> Job
Copy out lines with the word "учета" from the material that follows.

> Listed records
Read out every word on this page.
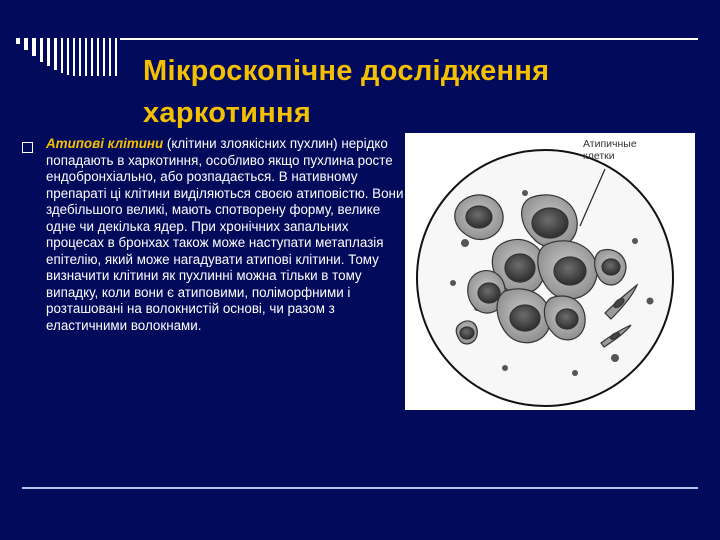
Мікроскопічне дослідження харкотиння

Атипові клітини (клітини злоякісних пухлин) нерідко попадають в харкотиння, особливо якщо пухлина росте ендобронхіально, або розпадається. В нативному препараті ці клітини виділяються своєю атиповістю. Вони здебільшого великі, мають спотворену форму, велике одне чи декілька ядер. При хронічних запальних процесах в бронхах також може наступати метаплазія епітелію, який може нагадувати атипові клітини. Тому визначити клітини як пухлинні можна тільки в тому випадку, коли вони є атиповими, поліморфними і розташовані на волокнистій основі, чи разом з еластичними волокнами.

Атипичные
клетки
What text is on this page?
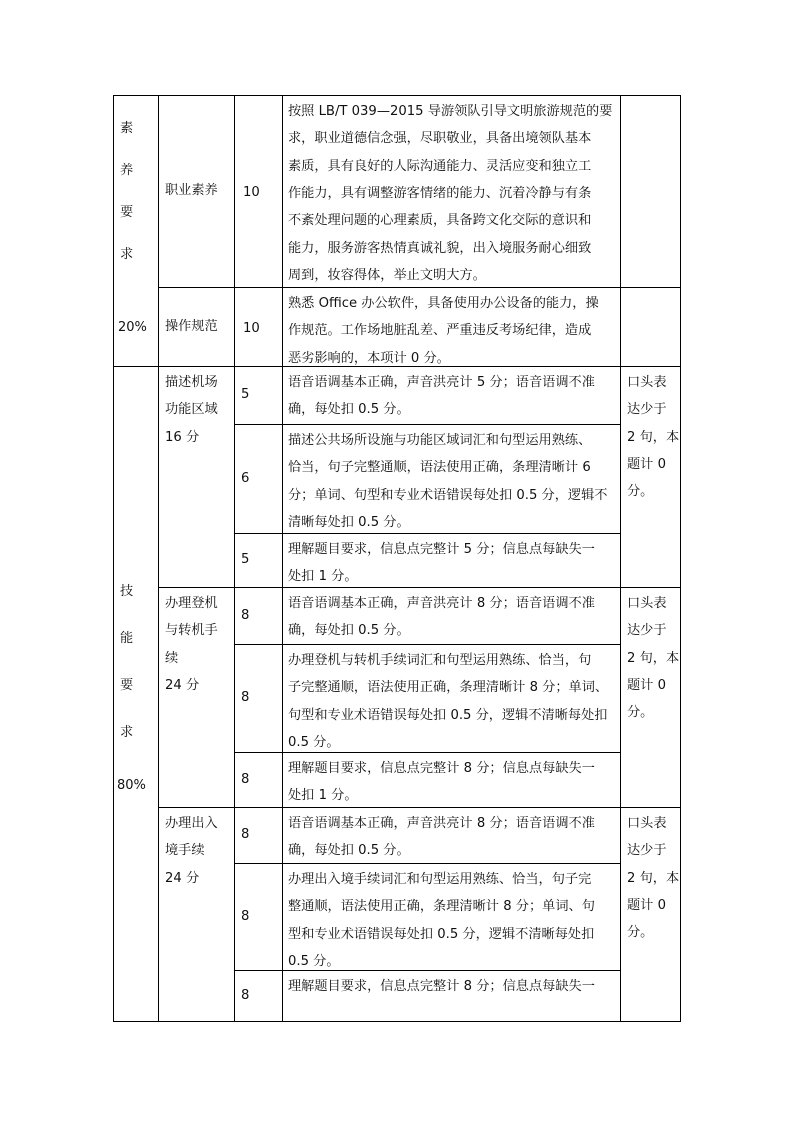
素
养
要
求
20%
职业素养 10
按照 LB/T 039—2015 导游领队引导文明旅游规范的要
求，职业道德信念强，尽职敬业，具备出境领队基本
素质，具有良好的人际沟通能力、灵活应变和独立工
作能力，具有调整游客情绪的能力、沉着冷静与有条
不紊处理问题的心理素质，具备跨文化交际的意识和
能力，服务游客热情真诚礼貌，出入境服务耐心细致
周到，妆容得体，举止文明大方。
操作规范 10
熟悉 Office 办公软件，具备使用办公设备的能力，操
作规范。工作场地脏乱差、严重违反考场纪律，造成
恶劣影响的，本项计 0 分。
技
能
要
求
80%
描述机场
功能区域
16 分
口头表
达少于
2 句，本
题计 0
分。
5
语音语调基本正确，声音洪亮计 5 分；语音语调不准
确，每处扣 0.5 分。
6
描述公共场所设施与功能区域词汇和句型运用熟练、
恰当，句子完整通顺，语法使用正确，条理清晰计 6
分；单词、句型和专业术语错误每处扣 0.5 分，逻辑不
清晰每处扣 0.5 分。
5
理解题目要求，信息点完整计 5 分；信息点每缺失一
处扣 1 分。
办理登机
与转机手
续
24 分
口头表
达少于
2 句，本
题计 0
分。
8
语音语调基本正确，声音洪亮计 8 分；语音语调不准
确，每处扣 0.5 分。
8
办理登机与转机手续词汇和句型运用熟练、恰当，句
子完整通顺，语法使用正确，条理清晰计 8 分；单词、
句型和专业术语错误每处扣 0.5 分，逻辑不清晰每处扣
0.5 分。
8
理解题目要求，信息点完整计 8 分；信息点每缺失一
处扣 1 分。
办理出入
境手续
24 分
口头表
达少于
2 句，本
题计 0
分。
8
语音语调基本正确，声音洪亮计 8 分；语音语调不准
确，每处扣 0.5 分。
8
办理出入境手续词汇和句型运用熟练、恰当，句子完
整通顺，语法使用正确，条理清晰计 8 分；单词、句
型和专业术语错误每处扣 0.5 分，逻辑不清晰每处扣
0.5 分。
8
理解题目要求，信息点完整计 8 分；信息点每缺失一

==

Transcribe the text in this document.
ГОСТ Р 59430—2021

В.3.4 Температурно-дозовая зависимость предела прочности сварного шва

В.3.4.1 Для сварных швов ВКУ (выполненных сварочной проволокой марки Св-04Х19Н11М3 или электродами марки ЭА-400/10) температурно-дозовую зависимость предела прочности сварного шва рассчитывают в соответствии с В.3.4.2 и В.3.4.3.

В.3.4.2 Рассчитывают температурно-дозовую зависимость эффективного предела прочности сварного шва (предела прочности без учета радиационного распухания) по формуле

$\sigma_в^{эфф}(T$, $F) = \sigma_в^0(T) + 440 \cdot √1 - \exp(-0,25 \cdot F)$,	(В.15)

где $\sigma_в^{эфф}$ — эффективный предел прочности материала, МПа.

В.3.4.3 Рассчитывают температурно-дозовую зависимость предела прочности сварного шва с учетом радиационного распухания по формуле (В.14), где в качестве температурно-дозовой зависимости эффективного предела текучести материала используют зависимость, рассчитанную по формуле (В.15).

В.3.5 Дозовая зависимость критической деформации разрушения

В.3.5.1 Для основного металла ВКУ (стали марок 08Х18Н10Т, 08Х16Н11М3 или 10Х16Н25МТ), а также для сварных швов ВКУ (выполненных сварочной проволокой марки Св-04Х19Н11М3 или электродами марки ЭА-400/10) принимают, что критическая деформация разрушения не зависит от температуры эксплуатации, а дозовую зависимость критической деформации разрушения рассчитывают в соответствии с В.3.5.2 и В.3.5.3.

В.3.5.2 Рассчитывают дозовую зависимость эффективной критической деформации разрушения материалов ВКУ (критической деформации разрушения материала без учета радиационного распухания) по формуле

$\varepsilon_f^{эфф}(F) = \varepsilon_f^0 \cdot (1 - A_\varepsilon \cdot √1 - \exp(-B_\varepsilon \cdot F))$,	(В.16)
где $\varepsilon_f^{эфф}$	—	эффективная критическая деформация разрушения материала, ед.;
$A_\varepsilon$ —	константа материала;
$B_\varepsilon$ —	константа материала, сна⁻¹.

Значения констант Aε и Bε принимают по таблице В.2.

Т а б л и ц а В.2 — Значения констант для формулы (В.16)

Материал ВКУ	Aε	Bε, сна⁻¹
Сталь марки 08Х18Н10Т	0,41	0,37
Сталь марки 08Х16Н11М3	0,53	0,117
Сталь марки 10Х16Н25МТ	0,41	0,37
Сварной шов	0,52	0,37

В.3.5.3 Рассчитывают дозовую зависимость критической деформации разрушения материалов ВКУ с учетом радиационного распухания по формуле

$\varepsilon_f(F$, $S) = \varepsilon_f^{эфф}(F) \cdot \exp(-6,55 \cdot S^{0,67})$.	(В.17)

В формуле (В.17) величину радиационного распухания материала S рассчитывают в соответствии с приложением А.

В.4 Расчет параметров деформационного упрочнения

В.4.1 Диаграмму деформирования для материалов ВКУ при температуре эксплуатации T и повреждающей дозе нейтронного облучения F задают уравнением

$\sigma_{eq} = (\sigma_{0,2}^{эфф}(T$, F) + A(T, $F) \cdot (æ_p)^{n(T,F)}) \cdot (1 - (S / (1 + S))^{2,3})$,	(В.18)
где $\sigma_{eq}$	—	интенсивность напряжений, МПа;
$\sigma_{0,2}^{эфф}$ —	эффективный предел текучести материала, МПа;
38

---

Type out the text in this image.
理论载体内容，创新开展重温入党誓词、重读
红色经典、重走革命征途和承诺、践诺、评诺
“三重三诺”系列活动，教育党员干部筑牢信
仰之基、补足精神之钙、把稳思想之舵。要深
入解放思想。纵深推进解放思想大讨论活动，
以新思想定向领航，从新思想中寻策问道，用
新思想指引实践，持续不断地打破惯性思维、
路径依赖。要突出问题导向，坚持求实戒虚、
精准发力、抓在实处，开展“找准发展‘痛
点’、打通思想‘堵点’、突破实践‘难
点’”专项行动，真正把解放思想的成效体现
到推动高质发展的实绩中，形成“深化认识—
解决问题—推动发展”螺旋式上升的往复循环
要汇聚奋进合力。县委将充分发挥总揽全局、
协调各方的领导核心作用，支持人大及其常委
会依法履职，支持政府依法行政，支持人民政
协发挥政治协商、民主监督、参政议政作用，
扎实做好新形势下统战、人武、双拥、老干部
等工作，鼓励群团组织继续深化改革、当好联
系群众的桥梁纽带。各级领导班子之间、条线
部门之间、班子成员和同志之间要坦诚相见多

> Output below
В.3.4.2 Рассчитывают температурно-дозовую зависимость эффективного предела прочности сварного шва (предела прочности без учета радиационного распухания) по формуле
В.3.5.2 Рассчитывают дозовую зависимость эффективной критической деформации разрушения материалов ВКУ (критической деформации разрушения материала без учета радиационного распухания) по формуле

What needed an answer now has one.